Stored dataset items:

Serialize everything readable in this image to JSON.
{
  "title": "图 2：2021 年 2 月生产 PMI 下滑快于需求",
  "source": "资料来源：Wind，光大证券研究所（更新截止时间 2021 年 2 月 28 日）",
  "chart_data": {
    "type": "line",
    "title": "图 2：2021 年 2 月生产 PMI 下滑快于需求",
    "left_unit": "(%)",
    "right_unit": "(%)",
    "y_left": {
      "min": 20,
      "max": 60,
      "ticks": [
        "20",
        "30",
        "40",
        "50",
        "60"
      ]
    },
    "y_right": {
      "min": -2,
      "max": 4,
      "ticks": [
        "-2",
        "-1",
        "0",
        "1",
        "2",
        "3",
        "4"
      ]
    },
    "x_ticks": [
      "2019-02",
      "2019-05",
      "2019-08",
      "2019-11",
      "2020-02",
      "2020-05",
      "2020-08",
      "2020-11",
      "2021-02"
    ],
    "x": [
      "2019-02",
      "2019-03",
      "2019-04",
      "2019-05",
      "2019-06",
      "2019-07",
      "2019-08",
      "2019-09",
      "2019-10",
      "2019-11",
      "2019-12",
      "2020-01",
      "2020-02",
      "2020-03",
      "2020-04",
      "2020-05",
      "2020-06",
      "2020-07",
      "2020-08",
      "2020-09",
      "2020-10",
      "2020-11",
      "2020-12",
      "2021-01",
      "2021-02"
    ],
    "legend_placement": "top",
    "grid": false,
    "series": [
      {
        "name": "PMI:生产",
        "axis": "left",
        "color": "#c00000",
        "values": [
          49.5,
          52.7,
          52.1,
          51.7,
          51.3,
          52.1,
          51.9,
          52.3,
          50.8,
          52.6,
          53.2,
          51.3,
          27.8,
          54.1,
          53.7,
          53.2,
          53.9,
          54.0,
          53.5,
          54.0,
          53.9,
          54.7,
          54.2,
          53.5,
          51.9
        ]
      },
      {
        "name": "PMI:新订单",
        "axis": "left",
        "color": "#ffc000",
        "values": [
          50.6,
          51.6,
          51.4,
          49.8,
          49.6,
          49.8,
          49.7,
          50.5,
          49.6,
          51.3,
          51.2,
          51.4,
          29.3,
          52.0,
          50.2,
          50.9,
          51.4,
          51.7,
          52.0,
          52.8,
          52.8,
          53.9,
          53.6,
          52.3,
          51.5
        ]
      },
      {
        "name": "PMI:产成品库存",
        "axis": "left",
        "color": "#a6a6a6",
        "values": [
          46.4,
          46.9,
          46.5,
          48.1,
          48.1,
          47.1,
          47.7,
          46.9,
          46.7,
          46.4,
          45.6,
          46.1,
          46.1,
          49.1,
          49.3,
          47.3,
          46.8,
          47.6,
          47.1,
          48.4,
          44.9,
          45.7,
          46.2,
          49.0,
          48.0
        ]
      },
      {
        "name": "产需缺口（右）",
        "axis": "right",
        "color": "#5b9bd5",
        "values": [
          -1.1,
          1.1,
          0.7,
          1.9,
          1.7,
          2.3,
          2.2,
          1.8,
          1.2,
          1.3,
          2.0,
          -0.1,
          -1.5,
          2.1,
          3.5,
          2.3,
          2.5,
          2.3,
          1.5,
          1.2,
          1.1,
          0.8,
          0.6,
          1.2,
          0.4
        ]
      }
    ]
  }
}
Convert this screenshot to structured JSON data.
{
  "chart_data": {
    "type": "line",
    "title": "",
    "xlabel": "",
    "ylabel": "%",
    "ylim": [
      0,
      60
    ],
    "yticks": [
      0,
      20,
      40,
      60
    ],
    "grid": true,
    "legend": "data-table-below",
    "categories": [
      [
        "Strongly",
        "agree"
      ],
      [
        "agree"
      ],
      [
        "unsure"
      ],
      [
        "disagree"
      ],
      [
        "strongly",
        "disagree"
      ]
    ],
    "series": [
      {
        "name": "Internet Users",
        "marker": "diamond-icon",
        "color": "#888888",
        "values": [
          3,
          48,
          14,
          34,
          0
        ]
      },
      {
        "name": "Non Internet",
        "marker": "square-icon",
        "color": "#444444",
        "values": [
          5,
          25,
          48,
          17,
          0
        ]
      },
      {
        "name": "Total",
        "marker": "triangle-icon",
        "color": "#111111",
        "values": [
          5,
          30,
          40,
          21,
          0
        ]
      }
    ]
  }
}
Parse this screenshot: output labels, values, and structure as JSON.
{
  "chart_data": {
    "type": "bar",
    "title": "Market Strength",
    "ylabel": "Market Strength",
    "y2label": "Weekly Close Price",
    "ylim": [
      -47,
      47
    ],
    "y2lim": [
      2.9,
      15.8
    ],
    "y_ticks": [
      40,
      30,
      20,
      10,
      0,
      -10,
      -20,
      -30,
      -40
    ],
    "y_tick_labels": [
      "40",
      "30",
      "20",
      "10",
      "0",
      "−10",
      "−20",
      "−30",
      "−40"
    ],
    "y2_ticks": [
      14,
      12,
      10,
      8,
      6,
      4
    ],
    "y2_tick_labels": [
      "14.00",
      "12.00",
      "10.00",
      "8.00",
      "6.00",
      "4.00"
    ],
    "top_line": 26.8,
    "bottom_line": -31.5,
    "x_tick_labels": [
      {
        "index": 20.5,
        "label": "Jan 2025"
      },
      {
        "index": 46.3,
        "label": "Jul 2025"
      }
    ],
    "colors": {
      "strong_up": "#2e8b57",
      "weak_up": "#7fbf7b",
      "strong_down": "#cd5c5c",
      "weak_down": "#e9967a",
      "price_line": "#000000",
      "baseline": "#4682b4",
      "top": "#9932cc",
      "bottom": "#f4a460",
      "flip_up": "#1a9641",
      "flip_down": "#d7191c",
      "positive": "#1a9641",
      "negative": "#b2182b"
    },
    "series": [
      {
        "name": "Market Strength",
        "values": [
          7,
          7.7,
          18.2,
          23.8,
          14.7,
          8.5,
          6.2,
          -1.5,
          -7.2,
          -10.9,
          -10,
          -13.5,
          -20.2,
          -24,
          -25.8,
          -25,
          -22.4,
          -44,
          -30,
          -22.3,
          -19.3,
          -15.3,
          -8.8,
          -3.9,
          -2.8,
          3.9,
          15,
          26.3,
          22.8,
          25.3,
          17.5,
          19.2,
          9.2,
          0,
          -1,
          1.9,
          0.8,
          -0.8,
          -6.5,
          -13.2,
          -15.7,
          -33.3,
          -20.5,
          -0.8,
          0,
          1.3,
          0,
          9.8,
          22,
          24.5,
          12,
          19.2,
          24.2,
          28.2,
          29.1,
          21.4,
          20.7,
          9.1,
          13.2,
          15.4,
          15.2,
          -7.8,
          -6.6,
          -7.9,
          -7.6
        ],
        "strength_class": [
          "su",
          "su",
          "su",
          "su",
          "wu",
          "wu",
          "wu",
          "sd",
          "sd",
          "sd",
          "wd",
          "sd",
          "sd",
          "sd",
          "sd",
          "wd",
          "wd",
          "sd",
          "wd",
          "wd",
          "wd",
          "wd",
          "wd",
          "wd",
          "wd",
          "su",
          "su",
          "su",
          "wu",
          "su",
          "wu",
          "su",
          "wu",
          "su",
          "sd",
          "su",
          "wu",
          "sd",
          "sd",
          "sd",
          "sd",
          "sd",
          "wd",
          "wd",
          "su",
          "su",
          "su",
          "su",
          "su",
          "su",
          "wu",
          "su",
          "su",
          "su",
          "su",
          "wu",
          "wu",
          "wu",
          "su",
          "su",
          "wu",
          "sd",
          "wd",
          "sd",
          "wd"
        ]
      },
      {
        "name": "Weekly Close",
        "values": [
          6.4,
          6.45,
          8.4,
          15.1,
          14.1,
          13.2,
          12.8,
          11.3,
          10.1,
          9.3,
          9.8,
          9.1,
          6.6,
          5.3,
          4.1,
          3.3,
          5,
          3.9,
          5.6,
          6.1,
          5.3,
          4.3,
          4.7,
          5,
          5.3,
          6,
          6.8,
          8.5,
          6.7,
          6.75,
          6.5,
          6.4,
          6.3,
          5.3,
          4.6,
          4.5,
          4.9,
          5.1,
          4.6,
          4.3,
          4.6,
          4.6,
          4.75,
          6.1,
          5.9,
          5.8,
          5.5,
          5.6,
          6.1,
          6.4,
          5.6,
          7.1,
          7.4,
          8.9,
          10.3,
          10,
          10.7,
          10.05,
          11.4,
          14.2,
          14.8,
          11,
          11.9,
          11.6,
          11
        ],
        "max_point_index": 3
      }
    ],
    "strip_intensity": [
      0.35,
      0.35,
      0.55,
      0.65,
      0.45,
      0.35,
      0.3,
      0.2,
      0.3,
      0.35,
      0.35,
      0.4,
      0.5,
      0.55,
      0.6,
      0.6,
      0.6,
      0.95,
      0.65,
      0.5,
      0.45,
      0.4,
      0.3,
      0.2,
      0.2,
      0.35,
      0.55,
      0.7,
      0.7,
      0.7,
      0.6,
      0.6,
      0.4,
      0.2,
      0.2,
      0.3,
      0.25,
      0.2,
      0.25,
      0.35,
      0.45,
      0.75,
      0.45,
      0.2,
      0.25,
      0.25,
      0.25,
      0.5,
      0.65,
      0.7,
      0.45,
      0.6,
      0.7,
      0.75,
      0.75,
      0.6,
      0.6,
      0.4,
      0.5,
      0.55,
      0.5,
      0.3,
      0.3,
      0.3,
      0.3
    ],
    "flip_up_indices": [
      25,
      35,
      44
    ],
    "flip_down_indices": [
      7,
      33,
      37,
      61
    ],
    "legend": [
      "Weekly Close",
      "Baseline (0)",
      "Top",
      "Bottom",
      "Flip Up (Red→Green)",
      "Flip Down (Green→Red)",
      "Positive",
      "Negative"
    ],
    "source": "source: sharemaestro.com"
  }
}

▶ _Exercise instructions_: Select all lines in the listing above where the word "screenshot" appears, and show them.

▶ _Answer to this problem_:
Convert this screenshot to structured JSON data.
Parse this screenshot: output labels, values, and structure as JSON.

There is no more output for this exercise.